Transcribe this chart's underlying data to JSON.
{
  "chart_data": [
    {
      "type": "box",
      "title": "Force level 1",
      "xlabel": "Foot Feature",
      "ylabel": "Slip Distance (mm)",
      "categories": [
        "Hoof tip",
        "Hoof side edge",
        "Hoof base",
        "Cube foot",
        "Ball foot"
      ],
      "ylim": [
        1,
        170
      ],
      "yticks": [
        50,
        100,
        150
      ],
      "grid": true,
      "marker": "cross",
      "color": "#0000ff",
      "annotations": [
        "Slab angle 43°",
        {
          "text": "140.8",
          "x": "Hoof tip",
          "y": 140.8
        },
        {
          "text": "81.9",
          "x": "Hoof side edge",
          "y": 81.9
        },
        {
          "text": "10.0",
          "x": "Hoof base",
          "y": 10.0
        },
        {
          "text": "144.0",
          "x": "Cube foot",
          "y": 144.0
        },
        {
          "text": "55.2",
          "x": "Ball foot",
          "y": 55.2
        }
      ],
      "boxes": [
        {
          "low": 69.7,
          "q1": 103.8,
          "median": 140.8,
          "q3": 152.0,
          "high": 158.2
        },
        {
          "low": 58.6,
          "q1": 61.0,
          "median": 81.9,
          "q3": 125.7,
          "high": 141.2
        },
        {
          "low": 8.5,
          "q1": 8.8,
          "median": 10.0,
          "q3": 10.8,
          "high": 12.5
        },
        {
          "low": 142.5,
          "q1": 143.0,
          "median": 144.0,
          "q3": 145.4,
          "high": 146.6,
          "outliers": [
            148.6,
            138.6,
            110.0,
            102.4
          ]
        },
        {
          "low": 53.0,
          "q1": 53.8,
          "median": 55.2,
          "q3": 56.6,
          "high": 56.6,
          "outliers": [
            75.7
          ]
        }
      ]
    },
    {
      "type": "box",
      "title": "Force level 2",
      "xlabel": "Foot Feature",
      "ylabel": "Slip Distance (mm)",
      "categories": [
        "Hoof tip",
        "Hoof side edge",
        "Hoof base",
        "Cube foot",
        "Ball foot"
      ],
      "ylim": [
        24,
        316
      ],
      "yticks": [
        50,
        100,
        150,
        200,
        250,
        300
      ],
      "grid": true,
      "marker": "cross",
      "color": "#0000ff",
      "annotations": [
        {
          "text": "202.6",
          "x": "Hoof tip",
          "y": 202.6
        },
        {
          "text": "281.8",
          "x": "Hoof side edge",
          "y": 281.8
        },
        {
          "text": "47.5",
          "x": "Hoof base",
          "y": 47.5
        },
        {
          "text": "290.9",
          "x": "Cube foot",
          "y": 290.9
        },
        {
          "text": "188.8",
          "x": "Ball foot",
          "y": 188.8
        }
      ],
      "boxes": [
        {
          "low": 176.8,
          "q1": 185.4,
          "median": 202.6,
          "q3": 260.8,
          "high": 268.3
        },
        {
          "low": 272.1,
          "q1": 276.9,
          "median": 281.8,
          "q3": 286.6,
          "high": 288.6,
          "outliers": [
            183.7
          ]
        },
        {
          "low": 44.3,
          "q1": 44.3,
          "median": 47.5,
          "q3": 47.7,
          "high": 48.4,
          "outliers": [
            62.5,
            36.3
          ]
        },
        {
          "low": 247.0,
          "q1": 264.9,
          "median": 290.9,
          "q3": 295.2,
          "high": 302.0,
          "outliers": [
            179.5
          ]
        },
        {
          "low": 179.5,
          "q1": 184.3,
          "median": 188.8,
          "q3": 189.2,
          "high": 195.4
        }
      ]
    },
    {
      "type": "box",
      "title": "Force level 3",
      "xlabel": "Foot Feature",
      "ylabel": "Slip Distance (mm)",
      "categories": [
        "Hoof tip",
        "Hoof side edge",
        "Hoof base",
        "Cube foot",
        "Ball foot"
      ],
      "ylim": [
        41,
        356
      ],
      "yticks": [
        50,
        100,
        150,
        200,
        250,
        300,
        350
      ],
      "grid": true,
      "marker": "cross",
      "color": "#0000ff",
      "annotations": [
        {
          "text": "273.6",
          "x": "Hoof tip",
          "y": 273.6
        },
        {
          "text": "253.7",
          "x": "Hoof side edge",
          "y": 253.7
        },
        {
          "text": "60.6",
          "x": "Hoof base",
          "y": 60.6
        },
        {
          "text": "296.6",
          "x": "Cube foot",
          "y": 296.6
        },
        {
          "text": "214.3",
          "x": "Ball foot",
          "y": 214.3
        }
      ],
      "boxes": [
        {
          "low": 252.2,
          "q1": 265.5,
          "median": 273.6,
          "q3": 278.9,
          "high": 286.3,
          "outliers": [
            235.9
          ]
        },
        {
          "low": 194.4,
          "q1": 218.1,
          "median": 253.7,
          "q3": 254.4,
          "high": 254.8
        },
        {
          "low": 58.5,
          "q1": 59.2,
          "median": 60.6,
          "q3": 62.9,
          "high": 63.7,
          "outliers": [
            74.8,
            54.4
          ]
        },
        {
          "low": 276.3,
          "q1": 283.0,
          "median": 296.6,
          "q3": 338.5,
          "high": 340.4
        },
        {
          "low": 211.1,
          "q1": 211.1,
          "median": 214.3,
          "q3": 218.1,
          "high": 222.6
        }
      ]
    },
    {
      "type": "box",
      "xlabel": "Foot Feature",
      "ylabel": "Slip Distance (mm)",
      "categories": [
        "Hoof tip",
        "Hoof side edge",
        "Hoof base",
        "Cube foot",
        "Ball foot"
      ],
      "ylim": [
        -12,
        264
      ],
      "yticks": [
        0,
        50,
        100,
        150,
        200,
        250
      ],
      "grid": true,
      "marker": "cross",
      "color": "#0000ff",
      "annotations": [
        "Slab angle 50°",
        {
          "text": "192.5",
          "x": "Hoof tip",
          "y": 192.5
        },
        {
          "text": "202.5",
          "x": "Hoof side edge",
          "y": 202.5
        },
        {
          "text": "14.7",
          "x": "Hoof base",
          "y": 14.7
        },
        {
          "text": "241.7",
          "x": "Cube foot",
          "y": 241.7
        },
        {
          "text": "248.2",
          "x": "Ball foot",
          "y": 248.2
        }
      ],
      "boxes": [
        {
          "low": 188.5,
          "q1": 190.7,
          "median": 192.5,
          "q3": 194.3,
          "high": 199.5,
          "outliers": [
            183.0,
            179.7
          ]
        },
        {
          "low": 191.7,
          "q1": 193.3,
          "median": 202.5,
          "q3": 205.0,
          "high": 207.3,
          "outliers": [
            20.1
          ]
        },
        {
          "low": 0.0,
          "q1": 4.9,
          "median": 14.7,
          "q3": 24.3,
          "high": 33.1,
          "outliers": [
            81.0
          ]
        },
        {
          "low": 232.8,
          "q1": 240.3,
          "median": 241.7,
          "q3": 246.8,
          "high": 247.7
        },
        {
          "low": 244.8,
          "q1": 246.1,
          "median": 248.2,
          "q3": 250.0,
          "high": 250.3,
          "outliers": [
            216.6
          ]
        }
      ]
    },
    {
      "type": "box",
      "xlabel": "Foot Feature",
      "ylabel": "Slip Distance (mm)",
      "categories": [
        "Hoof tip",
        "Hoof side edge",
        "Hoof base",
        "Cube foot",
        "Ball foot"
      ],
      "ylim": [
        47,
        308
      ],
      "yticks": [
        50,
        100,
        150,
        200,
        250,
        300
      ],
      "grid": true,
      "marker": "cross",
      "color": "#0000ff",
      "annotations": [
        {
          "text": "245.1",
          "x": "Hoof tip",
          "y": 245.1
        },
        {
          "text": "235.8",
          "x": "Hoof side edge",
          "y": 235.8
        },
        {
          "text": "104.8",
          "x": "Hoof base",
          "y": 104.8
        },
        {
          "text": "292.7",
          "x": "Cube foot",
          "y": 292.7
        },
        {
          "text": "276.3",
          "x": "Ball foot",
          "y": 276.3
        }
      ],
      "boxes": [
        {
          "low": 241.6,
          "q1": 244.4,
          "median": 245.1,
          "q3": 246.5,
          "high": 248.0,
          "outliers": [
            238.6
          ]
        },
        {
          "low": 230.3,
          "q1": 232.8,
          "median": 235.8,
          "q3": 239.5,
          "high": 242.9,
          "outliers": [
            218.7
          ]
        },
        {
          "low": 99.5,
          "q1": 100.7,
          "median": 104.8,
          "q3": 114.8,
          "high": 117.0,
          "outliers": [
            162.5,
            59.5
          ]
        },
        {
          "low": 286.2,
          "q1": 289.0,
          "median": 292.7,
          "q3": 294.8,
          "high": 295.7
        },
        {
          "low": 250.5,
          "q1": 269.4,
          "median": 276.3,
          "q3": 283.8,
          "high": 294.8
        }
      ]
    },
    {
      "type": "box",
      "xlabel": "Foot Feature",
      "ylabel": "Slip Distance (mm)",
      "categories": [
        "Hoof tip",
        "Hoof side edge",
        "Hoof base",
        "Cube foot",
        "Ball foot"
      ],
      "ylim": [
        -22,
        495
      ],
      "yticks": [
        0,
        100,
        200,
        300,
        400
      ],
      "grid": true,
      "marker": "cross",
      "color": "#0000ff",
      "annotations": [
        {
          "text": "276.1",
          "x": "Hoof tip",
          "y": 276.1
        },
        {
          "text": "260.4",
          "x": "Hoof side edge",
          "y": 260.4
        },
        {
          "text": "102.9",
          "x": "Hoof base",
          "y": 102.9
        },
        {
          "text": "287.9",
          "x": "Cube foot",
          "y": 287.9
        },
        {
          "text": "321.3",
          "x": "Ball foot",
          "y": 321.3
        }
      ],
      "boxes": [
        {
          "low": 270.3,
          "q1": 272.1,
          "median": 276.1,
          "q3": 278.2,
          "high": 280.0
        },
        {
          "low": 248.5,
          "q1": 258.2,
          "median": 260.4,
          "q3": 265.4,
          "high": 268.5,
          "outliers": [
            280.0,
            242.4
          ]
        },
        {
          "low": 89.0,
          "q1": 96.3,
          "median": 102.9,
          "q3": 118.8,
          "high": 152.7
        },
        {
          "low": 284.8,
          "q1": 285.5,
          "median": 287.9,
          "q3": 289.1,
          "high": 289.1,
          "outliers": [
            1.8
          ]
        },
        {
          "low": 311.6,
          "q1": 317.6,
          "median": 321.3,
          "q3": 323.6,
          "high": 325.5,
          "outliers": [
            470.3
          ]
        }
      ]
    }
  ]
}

○ ○ ○

YOUR INSTRUCTIONS:
In the listing above, locate each line with "title" and copy it.

FULL OUTPUT:
      "title": "Force level 1",
      "title": "Force level 2",
      "title": "Force level 3",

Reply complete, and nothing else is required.